**Problem:** Output each entry that follows exactly. Images stay out.

::::::::

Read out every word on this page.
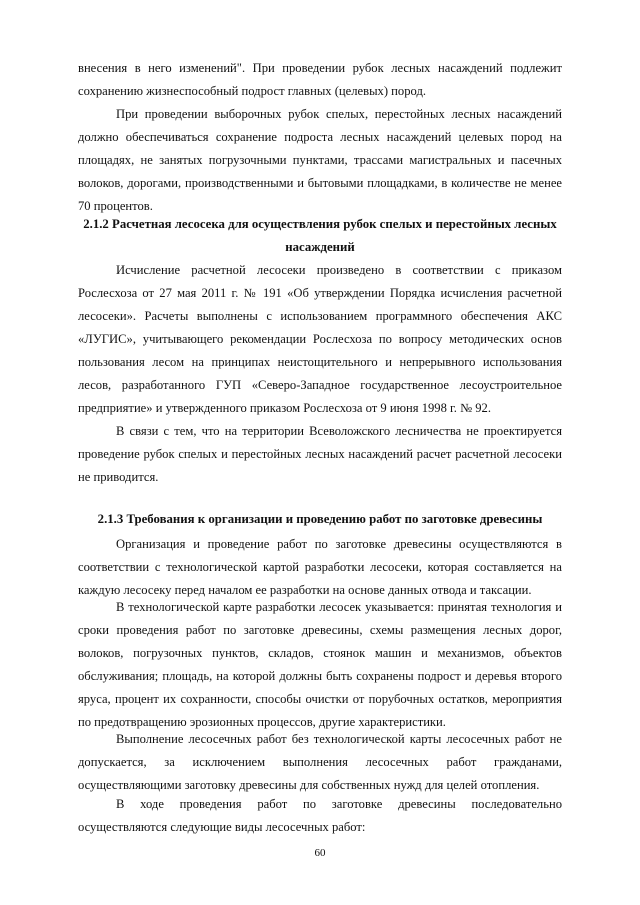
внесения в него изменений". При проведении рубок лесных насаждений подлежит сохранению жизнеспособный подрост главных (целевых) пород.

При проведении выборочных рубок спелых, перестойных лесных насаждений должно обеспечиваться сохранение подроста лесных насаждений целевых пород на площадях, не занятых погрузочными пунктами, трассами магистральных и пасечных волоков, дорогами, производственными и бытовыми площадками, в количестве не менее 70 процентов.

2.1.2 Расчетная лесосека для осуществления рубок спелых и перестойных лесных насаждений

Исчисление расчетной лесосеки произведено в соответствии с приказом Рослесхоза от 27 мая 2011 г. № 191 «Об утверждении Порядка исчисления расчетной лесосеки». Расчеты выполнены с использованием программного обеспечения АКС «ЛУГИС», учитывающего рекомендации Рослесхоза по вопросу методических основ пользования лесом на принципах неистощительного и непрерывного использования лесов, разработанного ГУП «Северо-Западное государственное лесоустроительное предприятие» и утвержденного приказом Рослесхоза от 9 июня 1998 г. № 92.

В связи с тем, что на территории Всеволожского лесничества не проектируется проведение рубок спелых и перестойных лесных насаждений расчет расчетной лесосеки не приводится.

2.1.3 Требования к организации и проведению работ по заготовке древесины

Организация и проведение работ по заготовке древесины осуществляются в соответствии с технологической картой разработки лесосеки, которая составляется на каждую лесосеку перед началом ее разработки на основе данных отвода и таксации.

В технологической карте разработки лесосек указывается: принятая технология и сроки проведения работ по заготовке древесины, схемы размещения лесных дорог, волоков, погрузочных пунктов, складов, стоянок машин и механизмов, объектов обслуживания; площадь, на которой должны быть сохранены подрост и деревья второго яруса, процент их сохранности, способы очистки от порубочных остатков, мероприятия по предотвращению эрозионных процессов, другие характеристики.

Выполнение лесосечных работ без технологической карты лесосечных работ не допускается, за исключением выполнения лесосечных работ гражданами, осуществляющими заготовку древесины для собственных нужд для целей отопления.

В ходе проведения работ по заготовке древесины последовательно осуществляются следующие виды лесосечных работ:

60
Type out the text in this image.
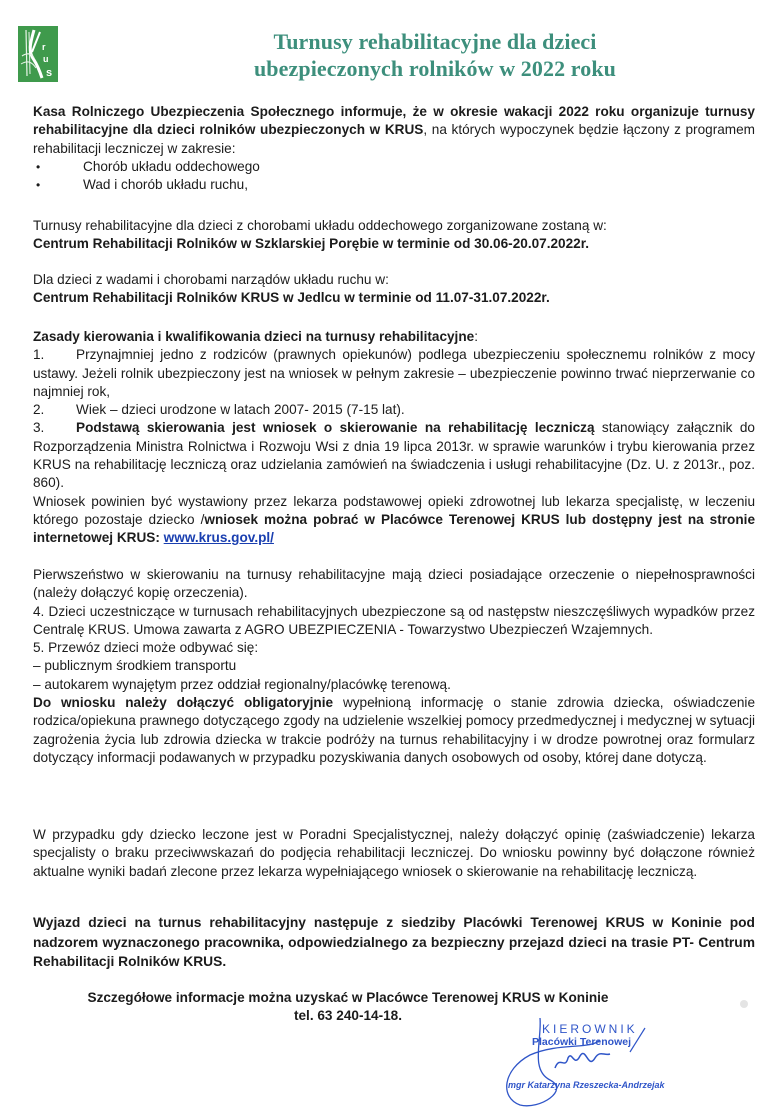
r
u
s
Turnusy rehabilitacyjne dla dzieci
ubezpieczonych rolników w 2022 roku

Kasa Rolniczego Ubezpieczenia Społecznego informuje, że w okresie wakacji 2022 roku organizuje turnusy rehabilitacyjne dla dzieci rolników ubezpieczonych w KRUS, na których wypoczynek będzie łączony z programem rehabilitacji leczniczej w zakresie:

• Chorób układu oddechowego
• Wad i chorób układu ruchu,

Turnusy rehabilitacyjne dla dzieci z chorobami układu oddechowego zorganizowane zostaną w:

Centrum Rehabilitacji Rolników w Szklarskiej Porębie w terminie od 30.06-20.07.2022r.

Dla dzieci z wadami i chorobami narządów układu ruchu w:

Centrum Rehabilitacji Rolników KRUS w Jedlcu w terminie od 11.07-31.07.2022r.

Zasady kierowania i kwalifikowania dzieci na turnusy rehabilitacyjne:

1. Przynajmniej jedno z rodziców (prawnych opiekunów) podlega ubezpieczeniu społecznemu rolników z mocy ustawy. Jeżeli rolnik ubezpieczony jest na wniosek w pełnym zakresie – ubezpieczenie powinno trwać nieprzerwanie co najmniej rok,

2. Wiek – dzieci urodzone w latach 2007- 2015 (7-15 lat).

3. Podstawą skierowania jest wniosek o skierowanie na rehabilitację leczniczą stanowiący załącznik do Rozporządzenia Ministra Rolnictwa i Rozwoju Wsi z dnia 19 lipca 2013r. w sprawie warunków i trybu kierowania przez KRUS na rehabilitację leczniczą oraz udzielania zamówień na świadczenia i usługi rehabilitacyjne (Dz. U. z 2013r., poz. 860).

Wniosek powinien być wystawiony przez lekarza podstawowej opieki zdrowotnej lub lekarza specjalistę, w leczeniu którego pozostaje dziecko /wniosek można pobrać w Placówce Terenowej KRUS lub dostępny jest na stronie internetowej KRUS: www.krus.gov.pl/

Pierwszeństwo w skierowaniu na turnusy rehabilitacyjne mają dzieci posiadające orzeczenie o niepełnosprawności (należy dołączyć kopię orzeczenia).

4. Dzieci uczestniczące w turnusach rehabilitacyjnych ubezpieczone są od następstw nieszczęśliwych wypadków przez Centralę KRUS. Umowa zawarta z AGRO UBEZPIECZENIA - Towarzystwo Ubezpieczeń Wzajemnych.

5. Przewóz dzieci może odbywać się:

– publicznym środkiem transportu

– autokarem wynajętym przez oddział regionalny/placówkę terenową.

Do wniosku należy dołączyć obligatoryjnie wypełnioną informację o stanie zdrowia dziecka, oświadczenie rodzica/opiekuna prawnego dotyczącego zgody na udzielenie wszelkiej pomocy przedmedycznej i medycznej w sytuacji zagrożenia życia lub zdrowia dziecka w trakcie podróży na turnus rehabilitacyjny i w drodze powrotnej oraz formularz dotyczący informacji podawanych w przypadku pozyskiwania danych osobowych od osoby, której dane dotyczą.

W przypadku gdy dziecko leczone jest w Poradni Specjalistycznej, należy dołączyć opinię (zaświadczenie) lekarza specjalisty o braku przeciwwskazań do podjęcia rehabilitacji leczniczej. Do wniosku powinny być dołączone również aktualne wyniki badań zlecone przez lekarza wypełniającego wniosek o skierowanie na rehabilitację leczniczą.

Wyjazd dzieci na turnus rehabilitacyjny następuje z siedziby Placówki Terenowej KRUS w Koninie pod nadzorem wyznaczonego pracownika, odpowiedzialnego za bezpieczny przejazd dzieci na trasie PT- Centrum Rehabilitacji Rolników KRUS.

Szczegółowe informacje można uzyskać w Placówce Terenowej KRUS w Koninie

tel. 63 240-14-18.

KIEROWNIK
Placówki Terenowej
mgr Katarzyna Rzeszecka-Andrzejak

::::::::

**Reply:**
Read out every word on this page.
внесения в него изменений". При проведении рубок лесных насаждений подлежит сохранению жизнеспособный подрост главных (целевых) пород.

При проведении выборочных рубок спелых, перестойных лесных насаждений должно обеспечиваться сохранение подроста лесных насаждений целевых пород на площадях, не занятых погрузочными пунктами, трассами магистральных и пасечных волоков, дорогами, производственными и бытовыми площадками, в количестве не менее 70 процентов.

2.1.2 Расчетная лесосека для осуществления рубок спелых и перестойных лесных насаждений

Исчисление расчетной лесосеки произведено в соответствии с приказом Рослесхоза от 27 мая 2011 г. № 191 «Об утверждении Порядка исчисления расчетной лесосеки». Расчеты выполнены с использованием программного обеспечения АКС «ЛУГИС», учитывающего рекомендации Рослесхоза по вопросу методических основ пользования лесом на принципах неистощительного и непрерывного использования лесов, разработанного ГУП «Северо-Западное государственное лесоустроительное предприятие» и утвержденного приказом Рослесхоза от 9 июня 1998 г. № 92.

В связи с тем, что на территории Всеволожского лесничества не проектируется проведение рубок спелых и перестойных лесных насаждений расчет расчетной лесосеки не приводится.

2.1.3 Требования к организации и проведению работ по заготовке древесины

Организация и проведение работ по заготовке древесины осуществляются в соответствии с технологической картой разработки лесосеки, которая составляется на каждую лесосеку перед началом ее разработки на основе данных отвода и таксации.

В технологической карте разработки лесосек указывается: принятая технология и сроки проведения работ по заготовке древесины, схемы размещения лесных дорог, волоков, погрузочных пунктов, складов, стоянок машин и механизмов, объектов обслуживания; площадь, на которой должны быть сохранены подрост и деревья второго яруса, процент их сохранности, способы очистки от порубочных остатков, мероприятия по предотвращению эрозионных процессов, другие характеристики.

Выполнение лесосечных работ без технологической карты лесосечных работ не допускается, за исключением выполнения лесосечных работ гражданами, осуществляющими заготовку древесины для собственных нужд для целей отопления.

В ходе проведения работ по заготовке древесины последовательно осуществляются следующие виды лесосечных работ:

60
Type out the text in this image.
r
u
s
Turnusy rehabilitacyjne dla dzieci
ubezpieczonych rolników w 2022 roku

Kasa Rolniczego Ubezpieczenia Społecznego informuje, że w okresie wakacji 2022 roku organizuje turnusy rehabilitacyjne dla dzieci rolników ubezpieczonych w KRUS, na których wypoczynek będzie łączony z programem rehabilitacji leczniczej w zakresie:

• Chorób układu oddechowego
• Wad i chorób układu ruchu,

Turnusy rehabilitacyjne dla dzieci z chorobami układu oddechowego zorganizowane zostaną w:

Centrum Rehabilitacji Rolników w Szklarskiej Porębie w terminie od 30.06-20.07.2022r.

Dla dzieci z wadami i chorobami narządów układu ruchu w:

Centrum Rehabilitacji Rolników KRUS w Jedlcu w terminie od 11.07-31.07.2022r.

Zasady kierowania i kwalifikowania dzieci na turnusy rehabilitacyjne:

1. Przynajmniej jedno z rodziców (prawnych opiekunów) podlega ubezpieczeniu społecznemu rolników z mocy ustawy. Jeżeli rolnik ubezpieczony jest na wniosek w pełnym zakresie – ubezpieczenie powinno trwać nieprzerwanie co najmniej rok,

2. Wiek – dzieci urodzone w latach 2007- 2015 (7-15 lat).

3. Podstawą skierowania jest wniosek o skierowanie na rehabilitację leczniczą stanowiący załącznik do Rozporządzenia Ministra Rolnictwa i Rozwoju Wsi z dnia 19 lipca 2013r. w sprawie warunków i trybu kierowania przez KRUS na rehabilitację leczniczą oraz udzielania zamówień na świadczenia i usługi rehabilitacyjne (Dz. U. z 2013r., poz. 860).

Wniosek powinien być wystawiony przez lekarza podstawowej opieki zdrowotnej lub lekarza specjalistę, w leczeniu którego pozostaje dziecko /wniosek można pobrać w Placówce Terenowej KRUS lub dostępny jest na stronie internetowej KRUS: www.krus.gov.pl/

Pierwszeństwo w skierowaniu na turnusy rehabilitacyjne mają dzieci posiadające orzeczenie o niepełnosprawności (należy dołączyć kopię orzeczenia).

4. Dzieci uczestniczące w turnusach rehabilitacyjnych ubezpieczone są od następstw nieszczęśliwych wypadków przez Centralę KRUS. Umowa zawarta z AGRO UBEZPIECZENIA - Towarzystwo Ubezpieczeń Wzajemnych.

5. Przewóz dzieci może odbywać się:

– publicznym środkiem transportu

– autokarem wynajętym przez oddział regionalny/placówkę terenową.

Do wniosku należy dołączyć obligatoryjnie wypełnioną informację o stanie zdrowia dziecka, oświadczenie rodzica/opiekuna prawnego dotyczącego zgody na udzielenie wszelkiej pomocy przedmedycznej i medycznej w sytuacji zagrożenia życia lub zdrowia dziecka w trakcie podróży na turnus rehabilitacyjny i w drodze powrotnej oraz formularz dotyczący informacji podawanych w przypadku pozyskiwania danych osobowych od osoby, której dane dotyczą.

W przypadku gdy dziecko leczone jest w Poradni Specjalistycznej, należy dołączyć opinię (zaświadczenie) lekarza specjalisty o braku przeciwwskazań do podjęcia rehabilitacji leczniczej. Do wniosku powinny być dołączone również aktualne wyniki badań zlecone przez lekarza wypełniającego wniosek o skierowanie na rehabilitację leczniczą.

Wyjazd dzieci na turnus rehabilitacyjny następuje z siedziby Placówki Terenowej KRUS w Koninie pod nadzorem wyznaczonego pracownika, odpowiedzialnego za bezpieczny przejazd dzieci na trasie PT- Centrum Rehabilitacji Rolników KRUS.

Szczegółowe informacje można uzyskać w Placówce Terenowej KRUS w Koninie

tel. 63 240-14-18.

KIEROWNIK
Placówki Terenowej
mgr Katarzyna Rzeszecka-Andrzejak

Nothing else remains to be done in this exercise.